__Estratto della pagina__:
####################

Un risultato probabilmente connesso (oltre all’attenuarsi dell’emergenza sanitaria) al rinvio degli interventi di non immediata necessità, in attesa della piena operatività delle misure destinate al finanziamento dell’aggiornamento delle attrezzature sanitarie previste nel Pnrr”. E sono proprio “le Regioni dell’area meridionale quelle che, nel complesso del periodo vedono la variazione” di spesa “più consistente: +43,8 per cento rispetto al 2019 il risultato dello scorso anno, ciò anche se la flessione rispetto al picco raggiunto nel 2021 nell’anno appena concluso è stata di rilievo (-18,6 per cento). Una crescita sospinta soprattutto da quella in fabbricati, impianti e macchinari e mobili e arredi. La spesa in attrezzature sanitarie, cresciuta notevolmente negli anni più difficili della crisi sanitaria, si ridimensiona nel 2022 collocandosi su livelli non dissimili a quelli precrisi”.

Per quanto riguarda, invece, Sicilia e Sardegna la spesa è “rimasta costante nel 2020 sui livelli del 2019”, però “gli investimenti hanno visto concentrarsi l’aumento nel 2021 con un incremento di oltre il 65 per cento caratterizzato dalla spinta registrata negli investimenti in fabbricati e attrezzature sanitarie e nelle immobilizzazioni immateriali. Nonostante il calo dello scorso anno la spesa per fabbricati rimane nel periodo su livelli superiori al 33 per cento rispetto al 2019”. Diversamente, nelle regioni del Nord-Ovest, alla crescita superiore al 32 per cento nel 2020, seguono due flessioni, più limitata nel 2021 e più netta nel 2022. “Nel complesso – evidenziano i magistrati contabili – la variazione nel triennio è stata del 17,6 per cento. Spinta inizialmente dagli acquisti di attrezzature sanitarie (+40,5 per cento) nel 2020, mentre nel 2021 hanno inciso le scelte fatte nei fabbricati e in quelle in beni immateriali”. La crescita degli importi investiti è stata più consistente (+30,6 per cento tra il 19 e il 2022) nelle regioni del Nord-Est” ma nell’ultimo anno c’è stata una flessione leggera (-0,4%). Infine, per quanto riguarda il Centro “non ha conosciuto flessioni negli anni osservati: è stata più limitata nel 2020, più consistente nel 2021 ma è rimasta positiva anche nel 2022 (tra il 2019 e il 2022 gli investimenti sono aumentati del 29 per cento). Un risultato da ascrivere alle immobilizzazioni in fabbricati che, dopo la flessione del 2020, sono cresciute di circa il 50 per cento. Più variabile il risultato nelle attrezzature e negli impianti ritornati nel 2022, dopo gli aumenti del biennio precedente, sui livelli pre crisi sanitaria”.

####################

__Dati di partenza__:

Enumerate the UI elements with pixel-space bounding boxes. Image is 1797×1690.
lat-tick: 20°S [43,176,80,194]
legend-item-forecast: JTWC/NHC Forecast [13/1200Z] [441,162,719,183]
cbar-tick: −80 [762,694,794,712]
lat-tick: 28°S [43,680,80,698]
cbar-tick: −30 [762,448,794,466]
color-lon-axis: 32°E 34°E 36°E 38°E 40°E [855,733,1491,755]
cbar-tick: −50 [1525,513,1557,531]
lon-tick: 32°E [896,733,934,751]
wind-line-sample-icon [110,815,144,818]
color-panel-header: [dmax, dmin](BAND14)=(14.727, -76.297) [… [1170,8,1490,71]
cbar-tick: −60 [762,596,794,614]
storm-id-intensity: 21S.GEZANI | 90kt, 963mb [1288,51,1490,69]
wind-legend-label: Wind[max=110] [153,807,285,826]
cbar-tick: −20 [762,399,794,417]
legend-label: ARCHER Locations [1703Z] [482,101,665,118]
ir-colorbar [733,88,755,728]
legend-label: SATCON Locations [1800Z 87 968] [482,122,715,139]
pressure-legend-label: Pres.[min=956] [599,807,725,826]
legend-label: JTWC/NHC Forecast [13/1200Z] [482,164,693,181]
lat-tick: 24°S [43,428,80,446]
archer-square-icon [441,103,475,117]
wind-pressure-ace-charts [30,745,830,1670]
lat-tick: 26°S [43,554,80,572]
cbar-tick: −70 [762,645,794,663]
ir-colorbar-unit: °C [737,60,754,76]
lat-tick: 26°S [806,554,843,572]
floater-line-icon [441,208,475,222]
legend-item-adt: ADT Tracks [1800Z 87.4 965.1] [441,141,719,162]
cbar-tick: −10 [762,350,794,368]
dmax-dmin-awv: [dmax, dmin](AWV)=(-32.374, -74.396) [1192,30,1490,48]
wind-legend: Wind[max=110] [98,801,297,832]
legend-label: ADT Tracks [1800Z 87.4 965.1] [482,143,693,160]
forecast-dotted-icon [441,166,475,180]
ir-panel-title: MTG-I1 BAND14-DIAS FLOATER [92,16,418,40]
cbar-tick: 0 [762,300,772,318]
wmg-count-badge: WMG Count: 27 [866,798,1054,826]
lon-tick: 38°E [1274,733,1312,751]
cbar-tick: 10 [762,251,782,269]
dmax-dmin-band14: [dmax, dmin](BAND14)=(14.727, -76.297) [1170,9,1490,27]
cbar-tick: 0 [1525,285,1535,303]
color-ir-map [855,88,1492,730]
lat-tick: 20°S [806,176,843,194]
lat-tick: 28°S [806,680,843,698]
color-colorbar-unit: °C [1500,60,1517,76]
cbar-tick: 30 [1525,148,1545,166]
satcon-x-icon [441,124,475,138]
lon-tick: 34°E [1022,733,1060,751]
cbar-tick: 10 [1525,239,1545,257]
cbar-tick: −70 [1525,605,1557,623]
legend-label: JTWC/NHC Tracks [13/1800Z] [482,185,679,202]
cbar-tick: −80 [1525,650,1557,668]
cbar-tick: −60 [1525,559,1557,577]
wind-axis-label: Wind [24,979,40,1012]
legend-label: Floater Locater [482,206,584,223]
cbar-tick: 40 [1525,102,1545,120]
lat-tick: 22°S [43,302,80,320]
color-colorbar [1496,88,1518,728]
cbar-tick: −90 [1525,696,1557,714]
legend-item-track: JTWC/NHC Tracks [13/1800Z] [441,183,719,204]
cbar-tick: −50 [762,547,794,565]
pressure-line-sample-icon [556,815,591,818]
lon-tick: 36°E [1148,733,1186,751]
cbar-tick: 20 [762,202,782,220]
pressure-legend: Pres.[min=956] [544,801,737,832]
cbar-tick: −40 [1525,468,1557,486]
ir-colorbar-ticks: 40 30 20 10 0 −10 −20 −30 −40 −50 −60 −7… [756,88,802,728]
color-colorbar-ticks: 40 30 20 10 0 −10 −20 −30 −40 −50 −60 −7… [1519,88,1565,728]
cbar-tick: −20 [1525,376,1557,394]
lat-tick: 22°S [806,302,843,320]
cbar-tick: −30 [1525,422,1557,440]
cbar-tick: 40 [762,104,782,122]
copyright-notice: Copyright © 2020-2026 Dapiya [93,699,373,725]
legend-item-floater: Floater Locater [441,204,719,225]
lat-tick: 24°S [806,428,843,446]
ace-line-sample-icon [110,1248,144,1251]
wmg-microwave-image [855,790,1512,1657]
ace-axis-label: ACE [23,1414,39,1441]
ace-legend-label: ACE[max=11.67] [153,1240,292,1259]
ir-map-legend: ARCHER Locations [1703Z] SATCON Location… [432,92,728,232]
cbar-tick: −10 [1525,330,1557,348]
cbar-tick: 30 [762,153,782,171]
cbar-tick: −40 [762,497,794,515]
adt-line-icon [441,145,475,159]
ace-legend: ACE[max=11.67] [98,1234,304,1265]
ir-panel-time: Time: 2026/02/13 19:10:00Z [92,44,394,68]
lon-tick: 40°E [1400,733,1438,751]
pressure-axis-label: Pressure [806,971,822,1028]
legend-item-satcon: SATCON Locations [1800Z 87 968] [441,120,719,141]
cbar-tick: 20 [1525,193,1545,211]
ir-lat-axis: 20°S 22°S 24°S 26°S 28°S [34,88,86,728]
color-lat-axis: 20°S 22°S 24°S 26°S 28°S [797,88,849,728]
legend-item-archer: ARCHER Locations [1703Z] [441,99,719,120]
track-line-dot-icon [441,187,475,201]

####################

__Cosa fare__: Continua il brano sulla spesa per investimenti nella sanità a partire dalla sua ultima frase. L'elenco non ha alcun legame con il brano sulla spesa per investimenti nella sanità.

__Risultato esercizio__:
Sta di fatto, però, che per l’edilizia sanitaria “le risorse ancora da utilizzare sono poco meno di 10,5 miliardi e rappresentano circa il 43 per cento delle somme attribuite al programma. Un dato medio che nasconde diversità considerevoli tra regioni”, si legge ancora. La Corte evidenzia che “un indiretto segnale delle difficoltà di funzionamento del programma deriva anche dall’esame della dimensione crescente delle risorse correnti che, tra il 2019 e il 2022, gli Enti del Servizio sanitario nazionale hanno stornato per destinarle a investimenti. Si tratta di circa 500 milioni, il 25 per cento circa della spesa sostenuta”. Nello specifico “il crescente ricorso alle risorse correnti per finanziare gli investimenti, nonostante la forte penalizzazione contabile di “spesare” al 100 per cento il cespite nell’anno di acquisizione, sembra indicare che le regioni, in questo modo, sono più libere e “svincolate” dalle regole di finanziamento dell’art. 20 e dalla complessa procedura di accesso alle relative risorse”.